─── Raw records

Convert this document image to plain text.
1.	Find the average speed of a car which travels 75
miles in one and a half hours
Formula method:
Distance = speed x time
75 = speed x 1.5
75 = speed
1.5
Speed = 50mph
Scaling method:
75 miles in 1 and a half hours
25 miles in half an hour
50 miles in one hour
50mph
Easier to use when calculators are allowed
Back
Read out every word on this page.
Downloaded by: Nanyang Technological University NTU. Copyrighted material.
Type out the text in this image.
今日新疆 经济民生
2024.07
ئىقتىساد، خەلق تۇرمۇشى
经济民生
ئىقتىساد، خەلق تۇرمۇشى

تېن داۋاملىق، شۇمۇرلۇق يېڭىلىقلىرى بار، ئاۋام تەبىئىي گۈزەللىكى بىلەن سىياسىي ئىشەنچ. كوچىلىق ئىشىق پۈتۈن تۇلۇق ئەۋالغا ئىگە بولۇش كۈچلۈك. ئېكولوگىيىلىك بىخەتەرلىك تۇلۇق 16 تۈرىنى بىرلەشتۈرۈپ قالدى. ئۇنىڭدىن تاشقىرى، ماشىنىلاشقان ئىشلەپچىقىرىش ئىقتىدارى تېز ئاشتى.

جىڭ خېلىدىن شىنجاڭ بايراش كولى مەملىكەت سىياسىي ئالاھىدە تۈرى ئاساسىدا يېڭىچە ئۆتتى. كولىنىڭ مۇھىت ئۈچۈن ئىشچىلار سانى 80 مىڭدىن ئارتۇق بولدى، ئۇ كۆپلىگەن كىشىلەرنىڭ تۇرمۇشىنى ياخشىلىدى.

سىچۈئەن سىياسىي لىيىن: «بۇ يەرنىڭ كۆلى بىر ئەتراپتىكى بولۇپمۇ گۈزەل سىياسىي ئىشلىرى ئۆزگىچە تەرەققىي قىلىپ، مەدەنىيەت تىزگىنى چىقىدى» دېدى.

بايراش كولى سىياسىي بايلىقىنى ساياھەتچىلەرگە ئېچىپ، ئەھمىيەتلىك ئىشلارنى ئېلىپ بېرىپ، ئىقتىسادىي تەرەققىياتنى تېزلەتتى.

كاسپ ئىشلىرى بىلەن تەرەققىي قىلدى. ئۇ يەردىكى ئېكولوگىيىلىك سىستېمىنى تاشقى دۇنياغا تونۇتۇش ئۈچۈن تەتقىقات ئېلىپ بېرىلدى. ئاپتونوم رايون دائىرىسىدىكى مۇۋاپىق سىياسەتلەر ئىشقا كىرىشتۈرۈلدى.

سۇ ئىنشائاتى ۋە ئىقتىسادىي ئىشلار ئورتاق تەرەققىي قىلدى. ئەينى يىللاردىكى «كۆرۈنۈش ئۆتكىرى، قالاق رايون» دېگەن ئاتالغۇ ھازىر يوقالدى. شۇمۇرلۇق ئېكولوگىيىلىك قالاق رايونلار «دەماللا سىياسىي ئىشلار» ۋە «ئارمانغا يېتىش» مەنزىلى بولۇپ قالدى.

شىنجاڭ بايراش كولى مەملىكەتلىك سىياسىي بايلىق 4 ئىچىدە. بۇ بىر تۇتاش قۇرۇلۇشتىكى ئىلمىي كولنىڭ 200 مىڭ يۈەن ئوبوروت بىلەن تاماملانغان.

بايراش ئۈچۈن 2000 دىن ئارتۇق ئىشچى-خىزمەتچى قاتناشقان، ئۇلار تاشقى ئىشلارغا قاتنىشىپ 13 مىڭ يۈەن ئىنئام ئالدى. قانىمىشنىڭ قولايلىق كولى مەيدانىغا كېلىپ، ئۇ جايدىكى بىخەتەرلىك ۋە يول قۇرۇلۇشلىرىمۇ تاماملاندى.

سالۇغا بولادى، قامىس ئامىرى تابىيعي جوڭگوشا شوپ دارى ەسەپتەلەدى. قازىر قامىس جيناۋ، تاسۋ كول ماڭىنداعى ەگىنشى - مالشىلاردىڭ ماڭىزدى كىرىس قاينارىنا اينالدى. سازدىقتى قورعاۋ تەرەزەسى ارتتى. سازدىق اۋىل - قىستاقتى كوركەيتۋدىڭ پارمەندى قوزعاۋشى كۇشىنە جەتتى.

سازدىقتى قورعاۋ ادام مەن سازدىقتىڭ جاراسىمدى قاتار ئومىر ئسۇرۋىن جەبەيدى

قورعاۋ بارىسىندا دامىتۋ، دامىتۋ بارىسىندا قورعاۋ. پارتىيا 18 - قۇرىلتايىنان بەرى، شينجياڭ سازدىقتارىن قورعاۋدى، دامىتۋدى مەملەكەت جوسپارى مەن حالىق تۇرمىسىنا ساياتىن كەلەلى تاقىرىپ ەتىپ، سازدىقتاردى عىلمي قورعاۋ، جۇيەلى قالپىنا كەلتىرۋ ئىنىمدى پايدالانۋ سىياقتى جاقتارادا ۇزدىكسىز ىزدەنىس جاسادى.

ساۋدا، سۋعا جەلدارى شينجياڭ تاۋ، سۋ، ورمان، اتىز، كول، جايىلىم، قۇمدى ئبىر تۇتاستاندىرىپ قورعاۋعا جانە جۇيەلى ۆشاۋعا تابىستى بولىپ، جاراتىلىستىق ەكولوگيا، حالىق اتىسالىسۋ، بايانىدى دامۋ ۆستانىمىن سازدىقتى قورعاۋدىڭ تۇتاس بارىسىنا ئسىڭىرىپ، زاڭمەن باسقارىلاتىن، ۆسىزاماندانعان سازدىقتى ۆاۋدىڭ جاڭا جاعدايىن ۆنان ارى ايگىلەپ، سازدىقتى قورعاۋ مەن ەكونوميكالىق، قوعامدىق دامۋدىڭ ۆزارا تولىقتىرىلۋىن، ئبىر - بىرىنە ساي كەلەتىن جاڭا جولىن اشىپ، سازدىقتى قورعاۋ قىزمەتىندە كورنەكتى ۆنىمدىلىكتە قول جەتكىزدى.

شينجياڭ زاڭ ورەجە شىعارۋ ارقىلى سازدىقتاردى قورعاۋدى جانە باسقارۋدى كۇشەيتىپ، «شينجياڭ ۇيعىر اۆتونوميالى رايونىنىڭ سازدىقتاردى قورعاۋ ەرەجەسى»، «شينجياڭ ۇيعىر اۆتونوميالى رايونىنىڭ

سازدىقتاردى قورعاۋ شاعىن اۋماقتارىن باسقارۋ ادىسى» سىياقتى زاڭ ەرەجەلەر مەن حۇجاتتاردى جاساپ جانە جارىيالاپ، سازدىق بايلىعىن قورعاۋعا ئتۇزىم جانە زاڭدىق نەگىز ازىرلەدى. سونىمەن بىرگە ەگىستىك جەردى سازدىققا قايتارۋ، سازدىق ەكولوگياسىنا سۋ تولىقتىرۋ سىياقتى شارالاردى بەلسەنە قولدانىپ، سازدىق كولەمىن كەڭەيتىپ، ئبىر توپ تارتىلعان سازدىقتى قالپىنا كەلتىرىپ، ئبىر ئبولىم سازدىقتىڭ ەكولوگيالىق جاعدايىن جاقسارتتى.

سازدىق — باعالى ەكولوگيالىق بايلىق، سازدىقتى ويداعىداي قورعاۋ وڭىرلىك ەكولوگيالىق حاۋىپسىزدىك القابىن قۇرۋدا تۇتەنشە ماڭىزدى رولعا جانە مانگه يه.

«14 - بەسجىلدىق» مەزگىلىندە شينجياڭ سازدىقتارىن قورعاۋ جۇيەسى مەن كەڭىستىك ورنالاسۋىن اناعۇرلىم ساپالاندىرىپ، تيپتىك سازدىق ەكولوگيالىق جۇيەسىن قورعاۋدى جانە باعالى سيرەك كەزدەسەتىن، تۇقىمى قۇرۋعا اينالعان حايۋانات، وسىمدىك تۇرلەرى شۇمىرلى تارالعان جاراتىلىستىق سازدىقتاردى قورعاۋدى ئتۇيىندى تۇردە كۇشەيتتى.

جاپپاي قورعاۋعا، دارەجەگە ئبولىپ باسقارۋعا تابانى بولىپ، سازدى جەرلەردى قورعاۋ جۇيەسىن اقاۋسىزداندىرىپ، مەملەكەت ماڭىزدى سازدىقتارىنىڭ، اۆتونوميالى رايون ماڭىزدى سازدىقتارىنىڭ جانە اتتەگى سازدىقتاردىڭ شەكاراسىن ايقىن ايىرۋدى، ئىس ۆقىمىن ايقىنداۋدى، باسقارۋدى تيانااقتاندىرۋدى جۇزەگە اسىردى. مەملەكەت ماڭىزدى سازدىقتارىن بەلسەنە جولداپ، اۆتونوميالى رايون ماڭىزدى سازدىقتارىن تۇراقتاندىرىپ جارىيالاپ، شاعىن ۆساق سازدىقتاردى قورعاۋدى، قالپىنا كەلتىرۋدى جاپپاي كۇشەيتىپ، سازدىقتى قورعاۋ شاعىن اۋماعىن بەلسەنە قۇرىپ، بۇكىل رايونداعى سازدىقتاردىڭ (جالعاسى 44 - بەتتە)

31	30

──────

Given exercise
Work out how many lines above contain the word "شىنجاڭ". Give only the number.

Exercise output
2